-- Begin --

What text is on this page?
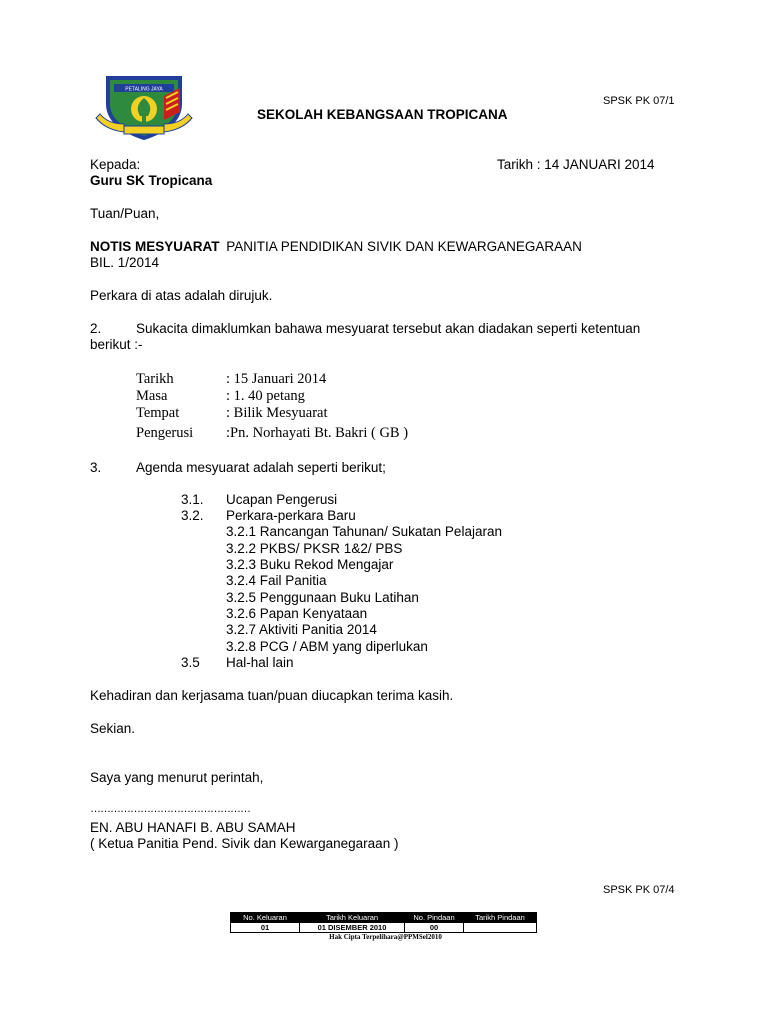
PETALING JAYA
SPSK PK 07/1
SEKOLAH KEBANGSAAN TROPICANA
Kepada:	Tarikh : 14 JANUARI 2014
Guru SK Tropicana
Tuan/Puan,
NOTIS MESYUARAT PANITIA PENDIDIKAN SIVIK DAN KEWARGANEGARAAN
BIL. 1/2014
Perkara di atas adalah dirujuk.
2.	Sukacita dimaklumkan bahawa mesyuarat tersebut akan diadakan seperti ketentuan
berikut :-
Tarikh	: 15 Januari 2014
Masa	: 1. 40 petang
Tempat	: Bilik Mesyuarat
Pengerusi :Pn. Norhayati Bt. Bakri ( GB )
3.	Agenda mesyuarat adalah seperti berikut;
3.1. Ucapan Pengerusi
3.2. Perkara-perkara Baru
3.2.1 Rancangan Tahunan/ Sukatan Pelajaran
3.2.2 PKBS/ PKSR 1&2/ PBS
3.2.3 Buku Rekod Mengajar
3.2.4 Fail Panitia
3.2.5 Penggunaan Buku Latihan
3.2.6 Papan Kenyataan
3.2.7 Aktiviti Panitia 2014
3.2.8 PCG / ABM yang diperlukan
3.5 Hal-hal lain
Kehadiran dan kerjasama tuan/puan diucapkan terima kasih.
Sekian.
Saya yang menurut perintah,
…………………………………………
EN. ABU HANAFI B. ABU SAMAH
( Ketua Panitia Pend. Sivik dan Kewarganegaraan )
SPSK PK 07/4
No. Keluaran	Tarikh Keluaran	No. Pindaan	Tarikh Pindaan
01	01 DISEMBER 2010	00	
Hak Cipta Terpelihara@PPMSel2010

-- End --
-- Begin --

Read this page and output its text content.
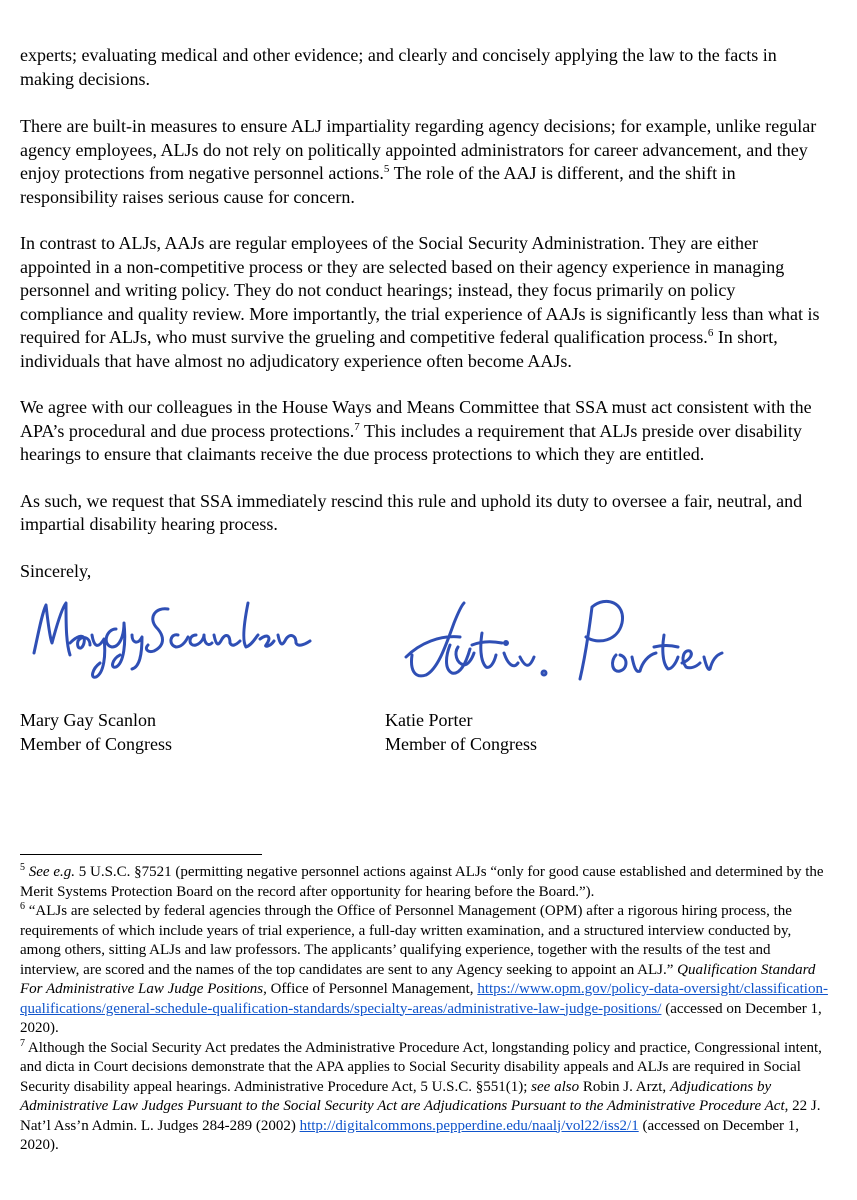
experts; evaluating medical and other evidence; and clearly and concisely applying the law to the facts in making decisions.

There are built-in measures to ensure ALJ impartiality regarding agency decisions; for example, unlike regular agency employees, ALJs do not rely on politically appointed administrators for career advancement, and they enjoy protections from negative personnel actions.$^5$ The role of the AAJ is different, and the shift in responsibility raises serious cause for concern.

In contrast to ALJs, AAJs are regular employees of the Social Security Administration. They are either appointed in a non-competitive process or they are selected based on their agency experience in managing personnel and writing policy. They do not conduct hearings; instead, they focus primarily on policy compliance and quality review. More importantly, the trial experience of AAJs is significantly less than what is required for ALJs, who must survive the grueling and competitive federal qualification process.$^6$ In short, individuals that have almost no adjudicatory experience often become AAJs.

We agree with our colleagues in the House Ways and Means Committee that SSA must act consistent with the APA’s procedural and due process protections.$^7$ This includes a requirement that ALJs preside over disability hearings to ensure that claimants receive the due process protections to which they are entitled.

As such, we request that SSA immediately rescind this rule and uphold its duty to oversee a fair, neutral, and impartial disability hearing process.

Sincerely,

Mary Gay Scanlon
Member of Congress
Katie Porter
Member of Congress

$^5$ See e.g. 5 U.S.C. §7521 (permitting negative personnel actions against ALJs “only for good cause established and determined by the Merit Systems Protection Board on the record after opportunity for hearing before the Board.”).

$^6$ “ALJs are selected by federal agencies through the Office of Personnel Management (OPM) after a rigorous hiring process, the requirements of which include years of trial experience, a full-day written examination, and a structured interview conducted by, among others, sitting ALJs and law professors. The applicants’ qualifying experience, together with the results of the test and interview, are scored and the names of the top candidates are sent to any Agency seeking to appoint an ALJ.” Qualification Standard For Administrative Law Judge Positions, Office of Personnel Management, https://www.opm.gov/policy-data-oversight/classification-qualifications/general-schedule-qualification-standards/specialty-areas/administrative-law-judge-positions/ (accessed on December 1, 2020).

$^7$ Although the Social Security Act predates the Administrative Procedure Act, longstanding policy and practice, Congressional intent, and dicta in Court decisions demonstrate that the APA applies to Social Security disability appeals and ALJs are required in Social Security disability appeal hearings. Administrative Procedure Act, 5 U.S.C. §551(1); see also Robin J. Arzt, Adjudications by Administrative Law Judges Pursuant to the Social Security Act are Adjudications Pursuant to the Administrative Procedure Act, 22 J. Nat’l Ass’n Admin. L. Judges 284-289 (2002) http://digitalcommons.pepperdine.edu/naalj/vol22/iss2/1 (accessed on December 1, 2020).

-- End --

Check the data for the word "seperti" and pull out the lines that have it.

- _OUTPUT FOR THIS EXERCISE_
2.	Sukacita dimaklumkan bahawa mesyuarat tersebut akan diadakan seperti ketentuan
3.	Agenda mesyuarat adalah seperti berikut;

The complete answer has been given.